**TASK DETAILS**
Do any lines in the data below contain "Calories"? If so, copy every one of them.

**MATERIAL SHOWN**
>>>
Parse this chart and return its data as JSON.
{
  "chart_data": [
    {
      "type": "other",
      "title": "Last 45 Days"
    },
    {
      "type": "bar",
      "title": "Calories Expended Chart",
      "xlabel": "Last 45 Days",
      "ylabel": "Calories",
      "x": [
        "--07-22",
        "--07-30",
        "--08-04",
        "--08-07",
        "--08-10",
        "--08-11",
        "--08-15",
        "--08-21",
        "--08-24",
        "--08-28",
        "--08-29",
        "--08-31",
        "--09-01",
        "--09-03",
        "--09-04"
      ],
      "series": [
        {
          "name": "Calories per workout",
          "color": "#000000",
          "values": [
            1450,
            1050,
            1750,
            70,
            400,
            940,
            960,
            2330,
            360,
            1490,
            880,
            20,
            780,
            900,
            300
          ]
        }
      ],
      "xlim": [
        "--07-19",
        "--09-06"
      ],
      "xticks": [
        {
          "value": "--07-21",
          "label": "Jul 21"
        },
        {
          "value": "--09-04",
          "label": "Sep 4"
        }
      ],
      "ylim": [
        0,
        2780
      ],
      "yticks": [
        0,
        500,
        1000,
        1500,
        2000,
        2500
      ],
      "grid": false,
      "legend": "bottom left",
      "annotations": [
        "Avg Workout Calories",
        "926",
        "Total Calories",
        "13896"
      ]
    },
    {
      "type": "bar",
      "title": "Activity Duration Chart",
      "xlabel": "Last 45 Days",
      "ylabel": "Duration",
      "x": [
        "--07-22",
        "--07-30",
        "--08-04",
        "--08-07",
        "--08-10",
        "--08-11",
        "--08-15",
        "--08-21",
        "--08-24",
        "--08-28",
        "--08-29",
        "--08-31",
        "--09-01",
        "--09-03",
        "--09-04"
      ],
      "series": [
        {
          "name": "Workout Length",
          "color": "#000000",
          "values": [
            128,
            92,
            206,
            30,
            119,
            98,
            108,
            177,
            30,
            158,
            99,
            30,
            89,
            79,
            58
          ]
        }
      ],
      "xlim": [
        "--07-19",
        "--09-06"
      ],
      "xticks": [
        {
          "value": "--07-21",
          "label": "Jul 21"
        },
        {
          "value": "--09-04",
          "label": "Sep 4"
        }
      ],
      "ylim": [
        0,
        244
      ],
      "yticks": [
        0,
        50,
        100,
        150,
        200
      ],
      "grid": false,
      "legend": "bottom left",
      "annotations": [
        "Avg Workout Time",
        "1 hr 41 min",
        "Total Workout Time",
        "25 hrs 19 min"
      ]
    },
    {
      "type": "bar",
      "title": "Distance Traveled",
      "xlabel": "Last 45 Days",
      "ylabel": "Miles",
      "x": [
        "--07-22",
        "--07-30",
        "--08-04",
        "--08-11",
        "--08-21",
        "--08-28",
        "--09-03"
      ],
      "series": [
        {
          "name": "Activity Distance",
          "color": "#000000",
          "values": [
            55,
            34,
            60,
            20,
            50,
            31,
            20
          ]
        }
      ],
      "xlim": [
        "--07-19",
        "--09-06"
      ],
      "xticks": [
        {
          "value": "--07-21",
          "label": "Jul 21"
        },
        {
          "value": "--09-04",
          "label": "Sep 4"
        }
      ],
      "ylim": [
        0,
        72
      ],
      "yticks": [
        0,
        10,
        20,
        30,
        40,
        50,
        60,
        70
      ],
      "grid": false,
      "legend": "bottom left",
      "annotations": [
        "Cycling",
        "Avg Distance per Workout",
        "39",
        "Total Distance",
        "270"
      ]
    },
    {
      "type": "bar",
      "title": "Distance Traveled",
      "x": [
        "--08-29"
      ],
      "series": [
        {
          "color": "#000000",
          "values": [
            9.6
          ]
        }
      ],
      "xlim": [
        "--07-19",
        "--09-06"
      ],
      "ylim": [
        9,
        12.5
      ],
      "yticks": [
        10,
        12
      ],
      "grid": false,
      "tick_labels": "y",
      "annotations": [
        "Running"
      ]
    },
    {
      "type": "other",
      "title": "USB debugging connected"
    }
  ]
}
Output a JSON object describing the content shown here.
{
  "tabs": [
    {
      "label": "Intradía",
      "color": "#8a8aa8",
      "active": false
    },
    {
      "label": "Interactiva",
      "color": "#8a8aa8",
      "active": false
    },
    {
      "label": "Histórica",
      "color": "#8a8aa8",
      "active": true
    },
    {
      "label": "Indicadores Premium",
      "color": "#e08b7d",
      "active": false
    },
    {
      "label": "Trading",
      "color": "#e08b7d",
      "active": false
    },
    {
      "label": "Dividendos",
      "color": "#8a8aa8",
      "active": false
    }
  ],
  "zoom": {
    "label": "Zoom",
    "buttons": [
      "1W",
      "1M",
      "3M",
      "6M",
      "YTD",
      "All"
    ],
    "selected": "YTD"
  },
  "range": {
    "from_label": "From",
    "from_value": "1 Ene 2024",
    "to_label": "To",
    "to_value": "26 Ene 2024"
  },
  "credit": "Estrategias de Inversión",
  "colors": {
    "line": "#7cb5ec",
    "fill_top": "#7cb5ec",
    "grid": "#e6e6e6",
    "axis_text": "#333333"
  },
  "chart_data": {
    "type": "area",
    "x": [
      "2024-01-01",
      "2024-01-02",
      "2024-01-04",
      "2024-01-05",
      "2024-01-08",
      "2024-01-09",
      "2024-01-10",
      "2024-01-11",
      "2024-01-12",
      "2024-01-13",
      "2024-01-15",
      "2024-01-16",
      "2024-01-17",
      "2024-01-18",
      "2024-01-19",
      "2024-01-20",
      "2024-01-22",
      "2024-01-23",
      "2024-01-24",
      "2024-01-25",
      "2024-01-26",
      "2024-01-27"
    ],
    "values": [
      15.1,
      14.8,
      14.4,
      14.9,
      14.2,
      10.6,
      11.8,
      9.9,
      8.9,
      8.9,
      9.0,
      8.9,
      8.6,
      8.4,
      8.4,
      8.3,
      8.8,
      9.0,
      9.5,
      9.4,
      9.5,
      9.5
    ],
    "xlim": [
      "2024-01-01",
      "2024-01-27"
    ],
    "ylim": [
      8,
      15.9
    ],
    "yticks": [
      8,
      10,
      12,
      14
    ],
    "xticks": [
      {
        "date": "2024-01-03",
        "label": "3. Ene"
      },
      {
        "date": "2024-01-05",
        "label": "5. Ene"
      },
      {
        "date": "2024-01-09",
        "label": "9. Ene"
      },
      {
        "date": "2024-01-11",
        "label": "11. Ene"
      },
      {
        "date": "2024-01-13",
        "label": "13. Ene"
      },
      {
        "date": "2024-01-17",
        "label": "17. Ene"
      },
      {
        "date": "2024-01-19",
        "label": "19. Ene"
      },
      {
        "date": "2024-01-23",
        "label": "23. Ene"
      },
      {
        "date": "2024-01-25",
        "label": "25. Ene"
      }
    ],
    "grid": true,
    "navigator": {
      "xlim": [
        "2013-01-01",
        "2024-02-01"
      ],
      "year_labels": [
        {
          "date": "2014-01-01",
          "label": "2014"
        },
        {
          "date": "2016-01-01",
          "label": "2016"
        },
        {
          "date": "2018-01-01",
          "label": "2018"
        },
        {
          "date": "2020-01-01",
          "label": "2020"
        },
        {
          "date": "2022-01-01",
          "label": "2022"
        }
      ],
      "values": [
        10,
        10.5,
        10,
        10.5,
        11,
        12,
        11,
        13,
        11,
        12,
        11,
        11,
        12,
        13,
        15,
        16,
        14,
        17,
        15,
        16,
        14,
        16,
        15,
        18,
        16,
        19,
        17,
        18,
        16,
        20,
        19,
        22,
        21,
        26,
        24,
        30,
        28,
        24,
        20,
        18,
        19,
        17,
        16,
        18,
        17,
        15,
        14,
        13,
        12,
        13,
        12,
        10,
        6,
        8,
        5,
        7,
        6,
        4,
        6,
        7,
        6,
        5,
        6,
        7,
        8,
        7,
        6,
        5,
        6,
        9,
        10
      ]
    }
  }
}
<<<
**RESULT**
      "title": "Calories Expended Chart",
      "ylabel": "Calories",
          "name": "Calories per workout",
        "Avg Workout Calories",
        "Total Calories",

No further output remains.